Start of TEXT EXCERPT
Process of elimination

Taras M. Dowhaluk tarasd at visiondb.com.au
Mon Feb 2 15:36:08 PST 1998


G'day to the list,

I need to determine whether what I am seeing is a true hardware problem, ie. 
medium errors, or a an aic7xxx problem, or something completely different. Any 
assistance in this would be greatly appreciated.

I administer a 2.2.2-FreeBSD machine with the following SCSI config:

AHA2940UW (id 7)
    |-- Internal Quantum ST6.4S (id 1) ("1")
          |-- Internal Quantum ST6.4S (id 2) ("0")
               |-- Internal Iomega Jaz (id 6).

For the sake of discussion SCSI ID 1 is physically labelled "1" and SCSI ID is 
labelled "0". (Historical).

The events have been as follows:
1. 17Sep1997, drive "0" was the "system" drive, drive "1" was the "data" drive.

2. "0" had medium errors and rapidly deteriorated until the drive was unusable.
End of TEXT EXCERPT
Start of STORED DATA
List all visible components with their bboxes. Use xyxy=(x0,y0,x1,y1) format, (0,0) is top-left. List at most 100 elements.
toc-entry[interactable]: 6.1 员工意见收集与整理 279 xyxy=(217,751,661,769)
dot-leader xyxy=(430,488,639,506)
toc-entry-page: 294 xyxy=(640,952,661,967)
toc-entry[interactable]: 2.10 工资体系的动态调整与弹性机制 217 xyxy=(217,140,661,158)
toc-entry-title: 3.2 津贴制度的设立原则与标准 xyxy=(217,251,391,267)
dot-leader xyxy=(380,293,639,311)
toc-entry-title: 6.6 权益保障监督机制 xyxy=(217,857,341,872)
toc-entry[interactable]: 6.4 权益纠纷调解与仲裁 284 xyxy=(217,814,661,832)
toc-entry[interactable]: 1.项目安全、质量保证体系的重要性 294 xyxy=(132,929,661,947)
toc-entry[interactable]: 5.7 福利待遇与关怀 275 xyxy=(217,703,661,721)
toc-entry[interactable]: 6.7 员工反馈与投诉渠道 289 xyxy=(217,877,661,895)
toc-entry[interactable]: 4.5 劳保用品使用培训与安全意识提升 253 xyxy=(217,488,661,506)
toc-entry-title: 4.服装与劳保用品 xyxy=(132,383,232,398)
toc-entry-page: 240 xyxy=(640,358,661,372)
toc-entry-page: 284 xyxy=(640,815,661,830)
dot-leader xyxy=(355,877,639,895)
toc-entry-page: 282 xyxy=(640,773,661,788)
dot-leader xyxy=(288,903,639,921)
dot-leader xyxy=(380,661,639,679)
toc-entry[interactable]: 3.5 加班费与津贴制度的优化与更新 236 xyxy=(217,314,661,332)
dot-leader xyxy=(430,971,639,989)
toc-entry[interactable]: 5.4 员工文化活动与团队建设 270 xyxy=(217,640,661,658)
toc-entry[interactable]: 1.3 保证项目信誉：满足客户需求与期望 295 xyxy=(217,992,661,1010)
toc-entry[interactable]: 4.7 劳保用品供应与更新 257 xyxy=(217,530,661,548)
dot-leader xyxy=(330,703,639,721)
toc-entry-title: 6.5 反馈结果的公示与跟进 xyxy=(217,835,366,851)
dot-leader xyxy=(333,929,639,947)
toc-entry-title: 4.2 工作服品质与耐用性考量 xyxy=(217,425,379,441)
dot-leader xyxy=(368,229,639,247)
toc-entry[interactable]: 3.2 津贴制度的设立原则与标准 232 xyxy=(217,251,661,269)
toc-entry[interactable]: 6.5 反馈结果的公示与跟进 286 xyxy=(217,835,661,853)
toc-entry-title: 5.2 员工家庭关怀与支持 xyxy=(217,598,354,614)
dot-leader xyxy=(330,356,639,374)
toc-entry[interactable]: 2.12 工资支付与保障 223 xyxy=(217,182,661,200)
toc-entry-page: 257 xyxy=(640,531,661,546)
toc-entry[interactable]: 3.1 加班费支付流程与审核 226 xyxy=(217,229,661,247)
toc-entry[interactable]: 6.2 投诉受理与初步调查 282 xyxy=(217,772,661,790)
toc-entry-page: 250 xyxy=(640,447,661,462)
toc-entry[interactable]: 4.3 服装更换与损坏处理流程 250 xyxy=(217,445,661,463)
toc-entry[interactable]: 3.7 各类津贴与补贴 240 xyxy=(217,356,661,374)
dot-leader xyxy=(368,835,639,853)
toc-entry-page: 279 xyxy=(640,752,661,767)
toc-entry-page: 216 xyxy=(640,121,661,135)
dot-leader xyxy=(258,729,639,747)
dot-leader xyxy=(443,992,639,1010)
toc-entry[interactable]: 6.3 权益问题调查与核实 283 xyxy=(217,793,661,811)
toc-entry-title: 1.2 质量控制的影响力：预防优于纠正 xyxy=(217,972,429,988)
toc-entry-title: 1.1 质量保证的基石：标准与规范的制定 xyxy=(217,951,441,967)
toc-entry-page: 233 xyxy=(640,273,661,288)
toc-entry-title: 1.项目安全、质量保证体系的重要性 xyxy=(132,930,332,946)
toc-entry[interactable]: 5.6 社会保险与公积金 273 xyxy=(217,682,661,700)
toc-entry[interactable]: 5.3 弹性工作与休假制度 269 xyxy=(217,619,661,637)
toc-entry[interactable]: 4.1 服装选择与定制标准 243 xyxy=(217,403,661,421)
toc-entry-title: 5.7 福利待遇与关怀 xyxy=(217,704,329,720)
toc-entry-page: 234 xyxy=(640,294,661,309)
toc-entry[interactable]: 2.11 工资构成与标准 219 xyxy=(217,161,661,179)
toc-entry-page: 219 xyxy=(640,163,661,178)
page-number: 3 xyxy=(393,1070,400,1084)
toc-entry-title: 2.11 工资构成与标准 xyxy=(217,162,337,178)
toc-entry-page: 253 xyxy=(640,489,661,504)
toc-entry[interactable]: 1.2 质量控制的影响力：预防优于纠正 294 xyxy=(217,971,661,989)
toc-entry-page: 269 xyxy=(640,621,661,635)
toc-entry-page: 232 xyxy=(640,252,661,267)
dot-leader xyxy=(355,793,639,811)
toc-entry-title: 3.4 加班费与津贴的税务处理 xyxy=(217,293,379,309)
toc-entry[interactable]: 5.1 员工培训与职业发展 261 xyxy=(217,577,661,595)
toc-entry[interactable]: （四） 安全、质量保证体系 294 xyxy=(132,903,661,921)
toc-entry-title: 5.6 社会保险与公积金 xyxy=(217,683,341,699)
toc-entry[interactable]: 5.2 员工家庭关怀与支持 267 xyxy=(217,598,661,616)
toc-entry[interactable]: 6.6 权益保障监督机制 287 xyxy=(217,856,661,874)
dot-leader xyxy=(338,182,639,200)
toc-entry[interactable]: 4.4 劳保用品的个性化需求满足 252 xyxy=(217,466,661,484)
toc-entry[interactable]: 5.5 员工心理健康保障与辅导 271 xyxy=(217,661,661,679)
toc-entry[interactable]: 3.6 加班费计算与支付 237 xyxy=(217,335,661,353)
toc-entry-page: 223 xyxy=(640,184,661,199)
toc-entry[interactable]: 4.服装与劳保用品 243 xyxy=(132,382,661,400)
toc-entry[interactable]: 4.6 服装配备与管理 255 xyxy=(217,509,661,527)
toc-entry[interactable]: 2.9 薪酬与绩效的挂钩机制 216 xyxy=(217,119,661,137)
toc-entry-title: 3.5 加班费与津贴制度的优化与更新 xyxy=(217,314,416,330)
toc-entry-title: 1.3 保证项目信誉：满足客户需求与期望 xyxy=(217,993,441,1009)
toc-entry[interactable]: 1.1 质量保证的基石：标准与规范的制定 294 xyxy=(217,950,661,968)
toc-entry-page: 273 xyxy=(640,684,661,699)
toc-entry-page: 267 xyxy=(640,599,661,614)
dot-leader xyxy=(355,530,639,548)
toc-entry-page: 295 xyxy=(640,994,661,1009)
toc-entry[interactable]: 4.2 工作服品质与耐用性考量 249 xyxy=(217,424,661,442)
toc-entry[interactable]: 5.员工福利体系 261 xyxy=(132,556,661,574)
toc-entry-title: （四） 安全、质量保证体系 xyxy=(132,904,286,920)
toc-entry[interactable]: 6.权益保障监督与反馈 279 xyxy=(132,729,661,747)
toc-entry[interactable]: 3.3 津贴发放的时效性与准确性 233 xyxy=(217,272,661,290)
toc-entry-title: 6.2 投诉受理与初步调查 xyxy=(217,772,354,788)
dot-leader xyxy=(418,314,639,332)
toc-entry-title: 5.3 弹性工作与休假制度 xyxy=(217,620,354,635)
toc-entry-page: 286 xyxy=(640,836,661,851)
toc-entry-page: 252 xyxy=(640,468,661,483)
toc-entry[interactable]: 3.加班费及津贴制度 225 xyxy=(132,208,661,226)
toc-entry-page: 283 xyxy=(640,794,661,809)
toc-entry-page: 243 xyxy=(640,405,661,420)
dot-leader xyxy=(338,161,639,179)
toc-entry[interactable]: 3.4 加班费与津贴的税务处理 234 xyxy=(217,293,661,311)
End of STORED DATA
JOB:
Please say which SCSI host adapter the mailing-list post lists in its configuration. These items have no connection to the mailing-list post.

ANSWER TO THIS PROBLEM:
The AHA2940UW, at SCSI ID 7.